EXERCISE OBJECTIVE
Transcribe every entry word for word. Skip the pictures.

[Collected data entries]
>>>

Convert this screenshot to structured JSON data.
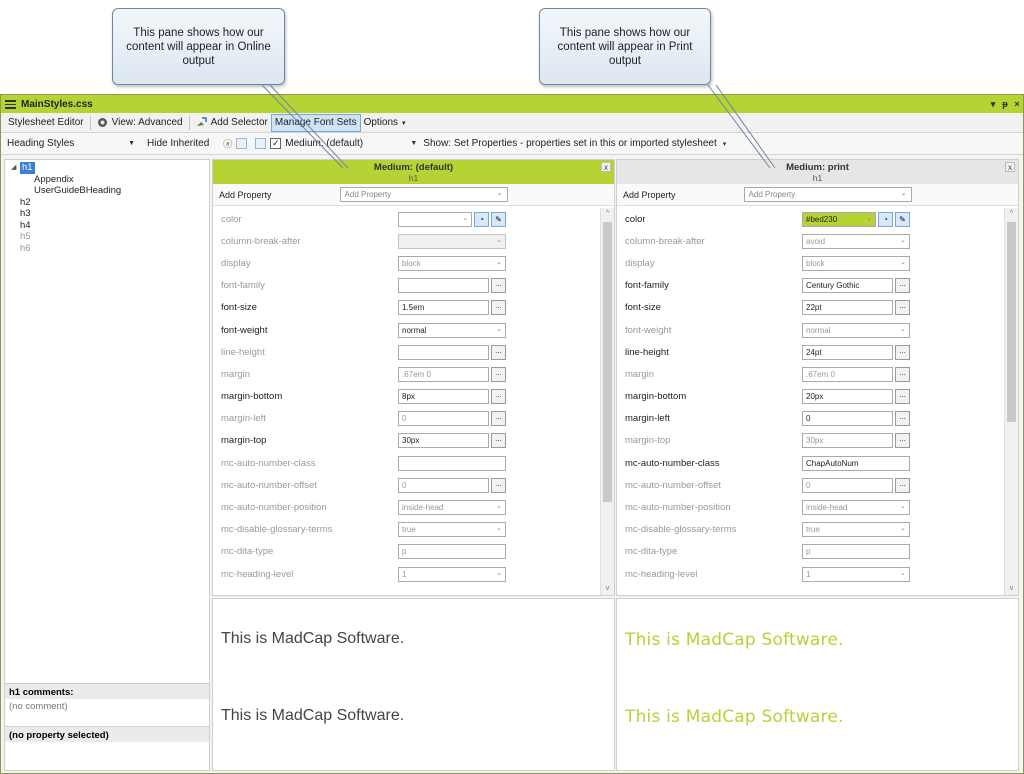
{
  "callouts": {
    "online": [
      "This pane shows how our",
      "content will appear in Online",
      "output"
    ],
    "print": [
      "This pane shows how our",
      "content will appear in Print",
      "output"
    ]
  },
  "window": {
    "title": "MainStyles.css",
    "controls": [
      "▾",
      "ᵽ",
      "×"
    ]
  },
  "toolbar1": {
    "stylesheet_editor": "Stylesheet Editor",
    "view": "View: Advanced",
    "add_selector": "Add Selector",
    "manage_font_sets": "Manage Font Sets",
    "options": "Options"
  },
  "toolbar2": {
    "heading_styles": "Heading Styles",
    "hide_inherited": "Hide Inherited",
    "medium": "Medium: (default)",
    "show": "Show: Set Properties - properties set in this or imported stylesheet"
  },
  "tree": [
    {
      "label": "h1",
      "level": 0,
      "selected": true,
      "dim": false,
      "toggle": "◢"
    },
    {
      "label": "Appendix",
      "level": 1,
      "selected": false,
      "dim": false,
      "toggle": ""
    },
    {
      "label": "UserGuideBHeading",
      "level": 1,
      "selected": false,
      "dim": false,
      "toggle": ""
    },
    {
      "label": "h2",
      "level": 0,
      "selected": false,
      "dim": false,
      "toggle": ""
    },
    {
      "label": "h3",
      "level": 0,
      "selected": false,
      "dim": false,
      "toggle": ""
    },
    {
      "label": "h4",
      "level": 0,
      "selected": false,
      "dim": false,
      "toggle": ""
    },
    {
      "label": "h5",
      "level": 0,
      "selected": false,
      "dim": true,
      "toggle": ""
    },
    {
      "label": "h6",
      "level": 0,
      "selected": false,
      "dim": true,
      "toggle": ""
    }
  ],
  "comments": {
    "heading": "h1 comments:",
    "body": "(no comment)",
    "property": "(no property selected)"
  },
  "panes": {
    "online": {
      "title": "Medium: (default)",
      "subtitle": "h1",
      "add_property_label": "Add Property",
      "add_property_placeholder": "Add Property",
      "properties": [
        {
          "name": "color",
          "value": "",
          "set": false,
          "kind": "color"
        },
        {
          "name": "column-break-after",
          "value": "",
          "set": false,
          "kind": "select-gray"
        },
        {
          "name": "display",
          "value": "block",
          "set": false,
          "kind": "select-inh"
        },
        {
          "name": "font-family",
          "value": "",
          "set": false,
          "kind": "ellipsis"
        },
        {
          "name": "font-size",
          "value": "1.5em",
          "set": true,
          "kind": "ellipsis"
        },
        {
          "name": "font-weight",
          "value": "normal",
          "set": true,
          "kind": "select"
        },
        {
          "name": "line-height",
          "value": "",
          "set": false,
          "kind": "ellipsis"
        },
        {
          "name": "margin",
          "value": ".67em 0",
          "set": false,
          "kind": "ellipsis-inh"
        },
        {
          "name": "margin-bottom",
          "value": "8px",
          "set": true,
          "kind": "ellipsis"
        },
        {
          "name": "margin-left",
          "value": "0",
          "set": false,
          "kind": "ellipsis-inh"
        },
        {
          "name": "margin-top",
          "value": "30px",
          "set": true,
          "kind": "ellipsis"
        },
        {
          "name": "mc-auto-number-class",
          "value": "",
          "set": false,
          "kind": "text"
        },
        {
          "name": "mc-auto-number-offset",
          "value": "0",
          "set": false,
          "kind": "ellipsis-inh"
        },
        {
          "name": "mc-auto-number-position",
          "value": "inside-head",
          "set": false,
          "kind": "select-inh"
        },
        {
          "name": "mc-disable-glossary-terms",
          "value": "true",
          "set": false,
          "kind": "select-inh"
        },
        {
          "name": "mc-dita-type",
          "value": "p",
          "set": false,
          "kind": "text-inh"
        },
        {
          "name": "mc-heading-level",
          "value": "1",
          "set": false,
          "kind": "select-inh"
        }
      ]
    },
    "print": {
      "title": "Medium: print",
      "subtitle": "h1",
      "add_property_label": "Add Property",
      "add_property_placeholder": "Add Property",
      "properties": [
        {
          "name": "color",
          "value": "#bed230",
          "set": true,
          "kind": "color"
        },
        {
          "name": "column-break-after",
          "value": "avoid",
          "set": false,
          "kind": "select-inh"
        },
        {
          "name": "display",
          "value": "block",
          "set": false,
          "kind": "select-inh"
        },
        {
          "name": "font-family",
          "value": "Century Gothic",
          "set": true,
          "kind": "ellipsis"
        },
        {
          "name": "font-size",
          "value": "22pt",
          "set": true,
          "kind": "ellipsis"
        },
        {
          "name": "font-weight",
          "value": "normal",
          "set": false,
          "kind": "select-inh"
        },
        {
          "name": "line-height",
          "value": "24pt",
          "set": true,
          "kind": "ellipsis"
        },
        {
          "name": "margin",
          "value": ".67em 0",
          "set": false,
          "kind": "ellipsis-inh"
        },
        {
          "name": "margin-bottom",
          "value": "20px",
          "set": true,
          "kind": "ellipsis"
        },
        {
          "name": "margin-left",
          "value": "0",
          "set": true,
          "kind": "ellipsis"
        },
        {
          "name": "margin-top",
          "value": "30px",
          "set": false,
          "kind": "ellipsis-inh"
        },
        {
          "name": "mc-auto-number-class",
          "value": "ChapAutoNum",
          "set": true,
          "kind": "text"
        },
        {
          "name": "mc-auto-number-offset",
          "value": "0",
          "set": false,
          "kind": "ellipsis-inh"
        },
        {
          "name": "mc-auto-number-position",
          "value": "inside-head",
          "set": false,
          "kind": "select-inh"
        },
        {
          "name": "mc-disable-glossary-terms",
          "value": "true",
          "set": false,
          "kind": "select-inh"
        },
        {
          "name": "mc-dita-type",
          "value": "p",
          "set": false,
          "kind": "text-inh"
        },
        {
          "name": "mc-heading-level",
          "value": "1",
          "set": false,
          "kind": "select-inh"
        }
      ]
    }
  },
  "preview": {
    "online": [
      "This is MadCap Software.",
      "This is MadCap Software."
    ],
    "print": [
      "This is MadCap Software.",
      "This is MadCap Software."
    ]
  },
  "colors": {
    "accent_green": "#b5d334",
    "selection_blue": "#3a7fd6"
  }
}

<<<

WRITTEN ANSWER
Convert this screenshot to structured JSON data.
{
  "callouts": {
    "online": [
      "This pane shows how our",
      "content will appear in Online",
      "output"
    ],
    "print": [
      "This pane shows how our",
      "content will appear in Print",
      "output"
    ]
  },
  "window": {
    "title": "MainStyles.css",
    "controls": [
      "▾",
      "ᵽ",
      "×"
    ]
  },
  "toolbar1": {
    "stylesheet_editor": "Stylesheet Editor",
    "view": "View: Advanced",
    "add_selector": "Add Selector",
    "manage_font_sets": "Manage Font Sets",
    "options": "Options"
  },
  "toolbar2": {
    "heading_styles": "Heading Styles",
    "hide_inherited": "Hide Inherited",
    "medium": "Medium: (default)",
    "show": "Show: Set Properties - properties set in this or imported stylesheet"
  },
  "tree": [
    {
      "label": "h1",
      "level": 0,
      "selected": true,
      "dim": false,
      "toggle": "◢"
    },
    {
      "label": "Appendix",
      "level": 1,
      "selected": false,
      "dim": false,
      "toggle": ""
    },
    {
      "label": "UserGuideBHeading",
      "level": 1,
      "selected": false,
      "dim": false,
      "toggle": ""
    },
    {
      "label": "h2",
      "level": 0,
      "selected": false,
      "dim": false,
      "toggle": ""
    },
    {
      "label": "h3",
      "level": 0,
      "selected": false,
      "dim": false,
      "toggle": ""
    },
    {
      "label": "h4",
      "level": 0,
      "selected": false,
      "dim": false,
      "toggle": ""
    },
    {
      "label": "h5",
      "level": 0,
      "selected": false,
      "dim": true,
      "toggle": ""
    },
    {
      "label": "h6",
      "level": 0,
      "selected": false,
      "dim": true,
      "toggle": ""
    }
  ],
  "comments": {
    "heading": "h1 comments:",
    "body": "(no comment)",
    "property": "(no property selected)"
  },
  "panes": {
    "online": {
      "title": "Medium: (default)",
      "subtitle": "h1",
      "add_property_label": "Add Property",
      "add_property_placeholder": "Add Property",
      "properties": [
        {
          "name": "color",
          "value": "",
          "set": false,
          "kind": "color"
        },
        {
          "name": "column-break-after",
          "value": "",
          "set": false,
          "kind": "select-gray"
        },
        {
          "name": "display",
          "value": "block",
          "set": false,
          "kind": "select-inh"
        },
        {
          "name": "font-family",
          "value": "",
          "set": false,
          "kind": "ellipsis"
        },
        {
          "name": "font-size",
          "value": "1.5em",
          "set": true,
          "kind": "ellipsis"
        },
        {
          "name": "font-weight",
          "value": "normal",
          "set": true,
          "kind": "select"
        },
        {
          "name": "line-height",
          "value": "",
          "set": false,
          "kind": "ellipsis"
        },
        {
          "name": "margin",
          "value": ".67em 0",
          "set": false,
          "kind": "ellipsis-inh"
        },
        {
          "name": "margin-bottom",
          "value": "8px",
          "set": true,
          "kind": "ellipsis"
        },
        {
          "name": "margin-left",
          "value": "0",
          "set": false,
          "kind": "ellipsis-inh"
        },
        {
          "name": "margin-top",
          "value": "30px",
          "set": true,
          "kind": "ellipsis"
        },
        {
          "name": "mc-auto-number-class",
          "value": "",
          "set": false,
          "kind": "text"
        },
        {
          "name": "mc-auto-number-offset",
          "value": "0",
          "set": false,
          "kind": "ellipsis-inh"
        },
        {
          "name": "mc-auto-number-position",
          "value": "inside-head",
          "set": false,
          "kind": "select-inh"
        },
        {
          "name": "mc-disable-glossary-terms",
          "value": "true",
          "set": false,
          "kind": "select-inh"
        },
        {
          "name": "mc-dita-type",
          "value": "p",
          "set": false,
          "kind": "text-inh"
        },
        {
          "name": "mc-heading-level",
          "value": "1",
          "set": false,
          "kind": "select-inh"
        }
      ]
    },
    "print": {
      "title": "Medium: print",
      "subtitle": "h1",
      "add_property_label": "Add Property",
      "add_property_placeholder": "Add Property",
      "properties": [
        {
          "name": "color",
          "value": "#bed230",
          "set": true,
          "kind": "color"
        },
        {
          "name": "column-break-after",
          "value": "avoid",
          "set": false,
          "kind": "select-inh"
        },
        {
          "name": "display",
          "value": "block",
          "set": false,
          "kind": "select-inh"
        },
        {
          "name": "font-family",
          "value": "Century Gothic",
          "set": true,
          "kind": "ellipsis"
        },
        {
          "name": "font-size",
          "value": "22pt",
          "set": true,
          "kind": "ellipsis"
        },
        {
          "name": "font-weight",
          "value": "normal",
          "set": false,
          "kind": "select-inh"
        },
        {
          "name": "line-height",
          "value": "24pt",
          "set": true,
          "kind": "ellipsis"
        },
        {
          "name": "margin",
          "value": ".67em 0",
          "set": false,
          "kind": "ellipsis-inh"
        },
        {
          "name": "margin-bottom",
          "value": "20px",
          "set": true,
          "kind": "ellipsis"
        },
        {
          "name": "margin-left",
          "value": "0",
          "set": true,
          "kind": "ellipsis"
        },
        {
          "name": "margin-top",
          "value": "30px",
          "set": false,
          "kind": "ellipsis-inh"
        },
        {
          "name": "mc-auto-number-class",
          "value": "ChapAutoNum",
          "set": true,
          "kind": "text"
        },
        {
          "name": "mc-auto-number-offset",
          "value": "0",
          "set": false,
          "kind": "ellipsis-inh"
        },
        {
          "name": "mc-auto-number-position",
          "value": "inside-head",
          "set": false,
          "kind": "select-inh"
        },
        {
          "name": "mc-disable-glossary-terms",
          "value": "true",
          "set": false,
          "kind": "select-inh"
        },
        {
          "name": "mc-dita-type",
          "value": "p",
          "set": false,
          "kind": "text-inh"
        },
        {
          "name": "mc-heading-level",
          "value": "1",
          "set": false,
          "kind": "select-inh"
        }
      ]
    }
  },
  "preview": {
    "online": [
      "This is MadCap Software.",
      "This is MadCap Software."
    ],
    "print": [
      "This is MadCap Software.",
      "This is MadCap Software."
    ]
  },
  "colors": {
    "accent_green": "#b5d334",
    "selection_blue": "#3a7fd6"
  }
}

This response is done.